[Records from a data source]
○ ○ ○ ○ ○ ○ ○

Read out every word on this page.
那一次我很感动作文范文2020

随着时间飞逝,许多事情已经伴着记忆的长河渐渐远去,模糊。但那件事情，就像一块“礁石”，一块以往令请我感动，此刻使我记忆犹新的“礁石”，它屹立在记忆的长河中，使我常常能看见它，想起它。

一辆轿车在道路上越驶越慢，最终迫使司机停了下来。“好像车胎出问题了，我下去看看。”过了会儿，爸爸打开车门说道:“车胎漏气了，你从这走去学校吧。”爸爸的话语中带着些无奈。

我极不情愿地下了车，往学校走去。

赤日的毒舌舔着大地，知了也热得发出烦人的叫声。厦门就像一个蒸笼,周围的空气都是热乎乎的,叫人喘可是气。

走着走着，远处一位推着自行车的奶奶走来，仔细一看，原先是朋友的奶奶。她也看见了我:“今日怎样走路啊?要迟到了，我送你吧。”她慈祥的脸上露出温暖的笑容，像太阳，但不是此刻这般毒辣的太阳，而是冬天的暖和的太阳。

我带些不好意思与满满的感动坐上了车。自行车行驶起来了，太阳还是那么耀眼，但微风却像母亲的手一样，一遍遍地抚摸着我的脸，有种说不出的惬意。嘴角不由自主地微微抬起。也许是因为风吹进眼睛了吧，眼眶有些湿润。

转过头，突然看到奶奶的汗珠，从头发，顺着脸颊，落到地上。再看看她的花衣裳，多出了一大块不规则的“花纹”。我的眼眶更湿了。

○ ○ ○ ○ ○ ○ ○

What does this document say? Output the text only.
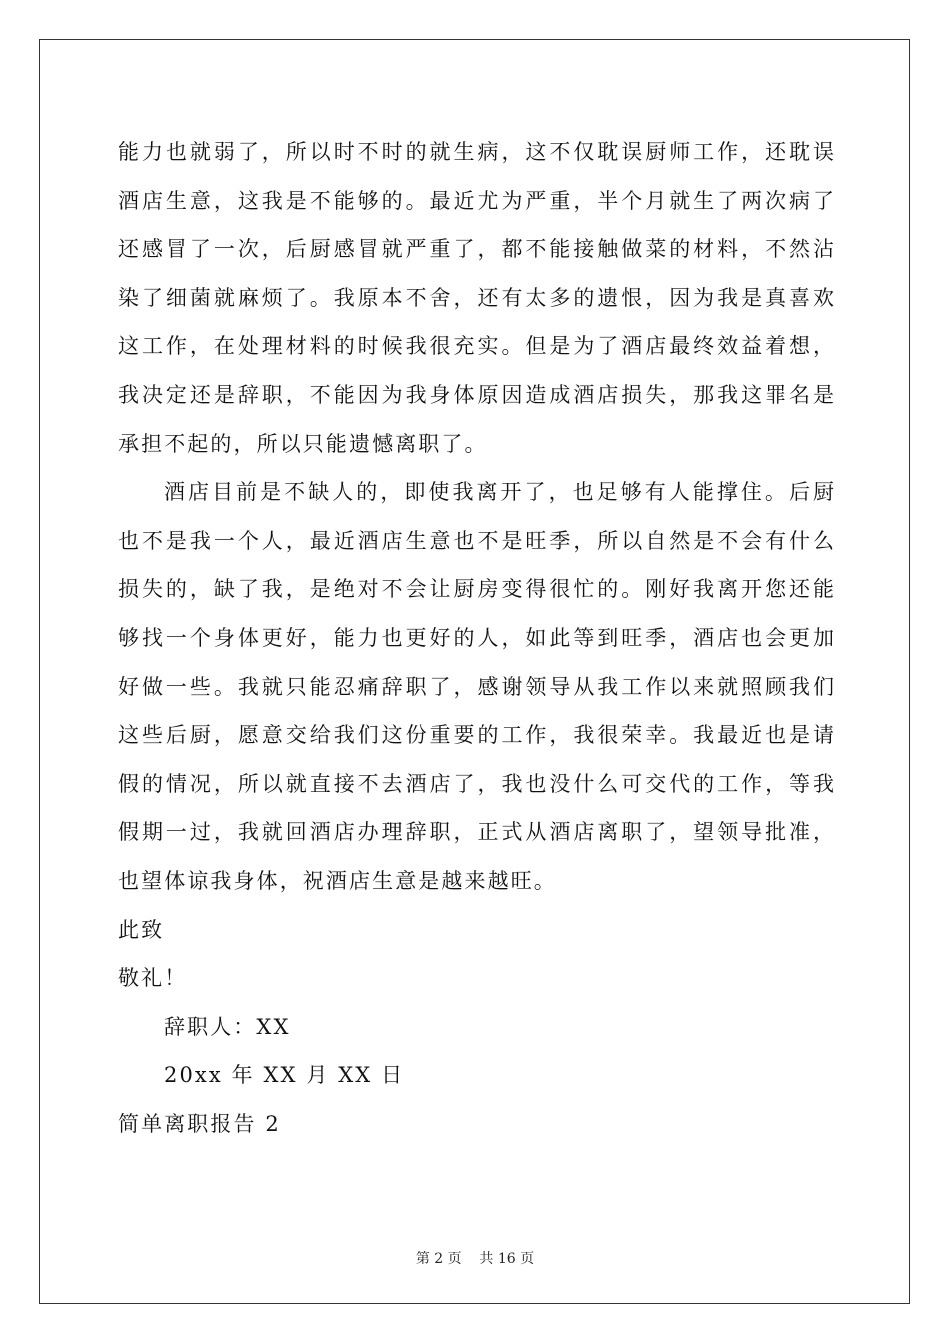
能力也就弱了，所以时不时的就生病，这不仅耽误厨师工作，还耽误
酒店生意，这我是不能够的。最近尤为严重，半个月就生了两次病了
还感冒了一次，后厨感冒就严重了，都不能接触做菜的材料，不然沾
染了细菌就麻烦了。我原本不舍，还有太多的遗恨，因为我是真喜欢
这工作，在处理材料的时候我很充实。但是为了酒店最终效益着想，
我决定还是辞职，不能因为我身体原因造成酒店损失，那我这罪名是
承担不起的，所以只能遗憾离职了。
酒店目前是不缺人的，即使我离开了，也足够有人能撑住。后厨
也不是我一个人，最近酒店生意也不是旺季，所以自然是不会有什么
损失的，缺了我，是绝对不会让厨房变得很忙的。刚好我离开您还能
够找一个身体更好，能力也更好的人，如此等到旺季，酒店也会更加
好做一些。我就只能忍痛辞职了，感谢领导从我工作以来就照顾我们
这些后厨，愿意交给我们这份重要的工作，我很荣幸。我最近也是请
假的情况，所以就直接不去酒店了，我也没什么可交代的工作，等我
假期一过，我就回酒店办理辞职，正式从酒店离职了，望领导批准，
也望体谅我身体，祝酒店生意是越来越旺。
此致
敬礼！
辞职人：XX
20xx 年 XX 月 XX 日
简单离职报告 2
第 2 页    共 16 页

○ ○ ○ ○ ○ ○ ○

WORK TO BE COMPLETED
Count every line of the records that holds "this". State the number, nothing else.

CORRECT RESULT
2